[Dataset entries]
───
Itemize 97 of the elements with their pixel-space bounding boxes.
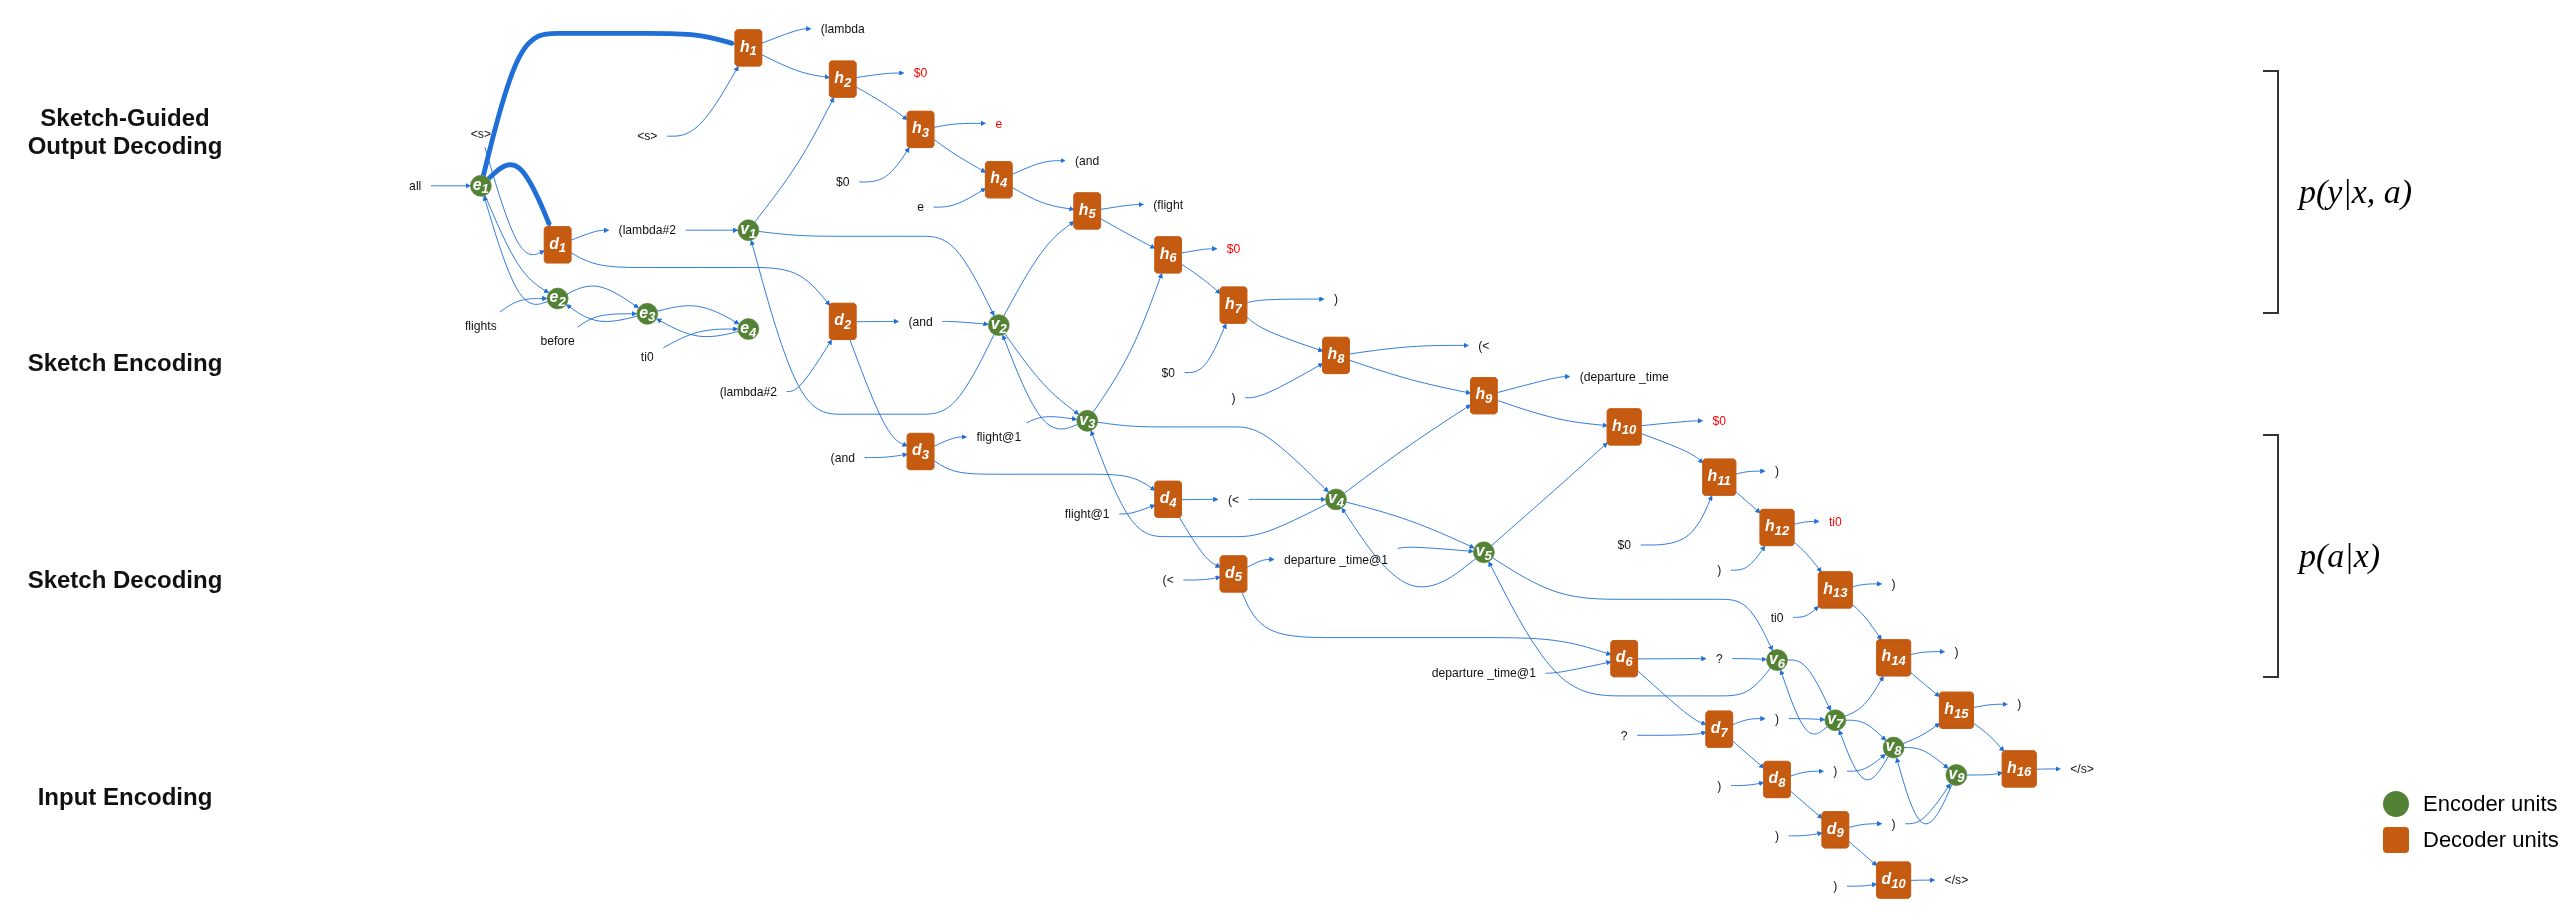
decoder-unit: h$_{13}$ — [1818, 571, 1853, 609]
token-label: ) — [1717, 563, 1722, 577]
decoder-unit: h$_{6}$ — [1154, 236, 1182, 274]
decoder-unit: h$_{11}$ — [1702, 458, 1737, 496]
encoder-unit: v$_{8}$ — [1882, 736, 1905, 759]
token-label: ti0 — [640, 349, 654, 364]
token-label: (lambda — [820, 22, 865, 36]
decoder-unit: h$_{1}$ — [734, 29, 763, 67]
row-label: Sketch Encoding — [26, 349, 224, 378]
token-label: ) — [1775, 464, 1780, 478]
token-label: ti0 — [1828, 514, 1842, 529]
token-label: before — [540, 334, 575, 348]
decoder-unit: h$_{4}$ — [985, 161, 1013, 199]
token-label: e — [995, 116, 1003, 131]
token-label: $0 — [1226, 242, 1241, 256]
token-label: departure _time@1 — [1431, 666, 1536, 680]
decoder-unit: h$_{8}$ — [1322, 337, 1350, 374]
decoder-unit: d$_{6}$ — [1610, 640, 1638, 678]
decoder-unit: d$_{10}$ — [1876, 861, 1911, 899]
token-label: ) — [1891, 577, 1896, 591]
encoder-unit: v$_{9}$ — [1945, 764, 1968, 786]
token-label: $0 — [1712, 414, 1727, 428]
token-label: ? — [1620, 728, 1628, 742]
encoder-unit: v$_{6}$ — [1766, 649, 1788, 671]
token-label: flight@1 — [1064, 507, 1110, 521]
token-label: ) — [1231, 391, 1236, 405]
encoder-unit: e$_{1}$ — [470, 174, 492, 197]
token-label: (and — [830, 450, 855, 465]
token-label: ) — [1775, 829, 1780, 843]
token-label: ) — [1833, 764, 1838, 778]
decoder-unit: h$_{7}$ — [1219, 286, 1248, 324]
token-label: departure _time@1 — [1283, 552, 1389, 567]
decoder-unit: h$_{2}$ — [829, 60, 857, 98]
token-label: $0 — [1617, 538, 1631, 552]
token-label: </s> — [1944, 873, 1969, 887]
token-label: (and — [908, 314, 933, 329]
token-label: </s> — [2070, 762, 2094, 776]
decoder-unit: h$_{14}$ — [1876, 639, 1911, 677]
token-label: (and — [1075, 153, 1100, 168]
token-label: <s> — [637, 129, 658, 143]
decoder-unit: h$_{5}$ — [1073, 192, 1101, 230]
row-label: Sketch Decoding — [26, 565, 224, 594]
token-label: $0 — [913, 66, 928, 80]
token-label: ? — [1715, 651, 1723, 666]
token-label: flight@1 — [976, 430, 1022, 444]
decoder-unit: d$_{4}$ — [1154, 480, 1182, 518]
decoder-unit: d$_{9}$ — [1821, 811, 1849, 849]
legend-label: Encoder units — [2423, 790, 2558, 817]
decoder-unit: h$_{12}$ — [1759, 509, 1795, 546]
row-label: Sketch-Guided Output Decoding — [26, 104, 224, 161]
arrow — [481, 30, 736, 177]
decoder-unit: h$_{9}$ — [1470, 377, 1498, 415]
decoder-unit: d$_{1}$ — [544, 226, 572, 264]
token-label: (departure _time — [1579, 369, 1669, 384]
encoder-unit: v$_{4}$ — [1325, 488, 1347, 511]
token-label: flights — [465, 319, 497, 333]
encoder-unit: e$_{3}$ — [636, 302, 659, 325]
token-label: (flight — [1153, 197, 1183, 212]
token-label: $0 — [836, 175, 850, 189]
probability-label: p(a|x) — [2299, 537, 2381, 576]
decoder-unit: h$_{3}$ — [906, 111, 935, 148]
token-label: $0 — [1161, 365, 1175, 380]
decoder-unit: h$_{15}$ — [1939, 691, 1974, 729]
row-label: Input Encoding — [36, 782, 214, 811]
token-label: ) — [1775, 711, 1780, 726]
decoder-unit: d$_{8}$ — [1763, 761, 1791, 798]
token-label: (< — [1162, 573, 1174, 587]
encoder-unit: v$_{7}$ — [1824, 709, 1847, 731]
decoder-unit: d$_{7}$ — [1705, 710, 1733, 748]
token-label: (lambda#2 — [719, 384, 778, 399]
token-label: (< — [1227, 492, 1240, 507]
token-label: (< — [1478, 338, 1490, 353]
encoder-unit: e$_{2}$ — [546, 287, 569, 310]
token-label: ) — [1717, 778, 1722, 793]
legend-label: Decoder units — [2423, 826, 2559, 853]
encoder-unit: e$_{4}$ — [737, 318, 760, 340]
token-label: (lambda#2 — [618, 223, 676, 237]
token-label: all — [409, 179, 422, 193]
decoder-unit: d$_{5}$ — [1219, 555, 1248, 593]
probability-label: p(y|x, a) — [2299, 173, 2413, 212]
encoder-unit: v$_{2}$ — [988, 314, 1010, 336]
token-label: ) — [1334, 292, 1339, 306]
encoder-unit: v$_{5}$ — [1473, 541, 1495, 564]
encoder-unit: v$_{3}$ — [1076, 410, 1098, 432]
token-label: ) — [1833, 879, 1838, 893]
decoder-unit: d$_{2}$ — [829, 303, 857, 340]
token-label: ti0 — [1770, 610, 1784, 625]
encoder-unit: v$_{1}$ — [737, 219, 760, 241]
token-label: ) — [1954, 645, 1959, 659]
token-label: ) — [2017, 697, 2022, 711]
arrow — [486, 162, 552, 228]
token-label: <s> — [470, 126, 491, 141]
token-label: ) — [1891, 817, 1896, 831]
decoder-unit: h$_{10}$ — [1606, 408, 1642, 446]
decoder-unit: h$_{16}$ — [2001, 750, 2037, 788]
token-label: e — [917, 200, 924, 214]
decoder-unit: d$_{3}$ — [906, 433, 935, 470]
───
Written problem |
Show each line of the items above that contains the string "lambda", matching case.

Written solution |
token-label: (lambda — [820, 22, 865, 36]
token-label: (lambda#2 — [719, 384, 778, 399]
token-label: (lambda#2 — [618, 223, 676, 237]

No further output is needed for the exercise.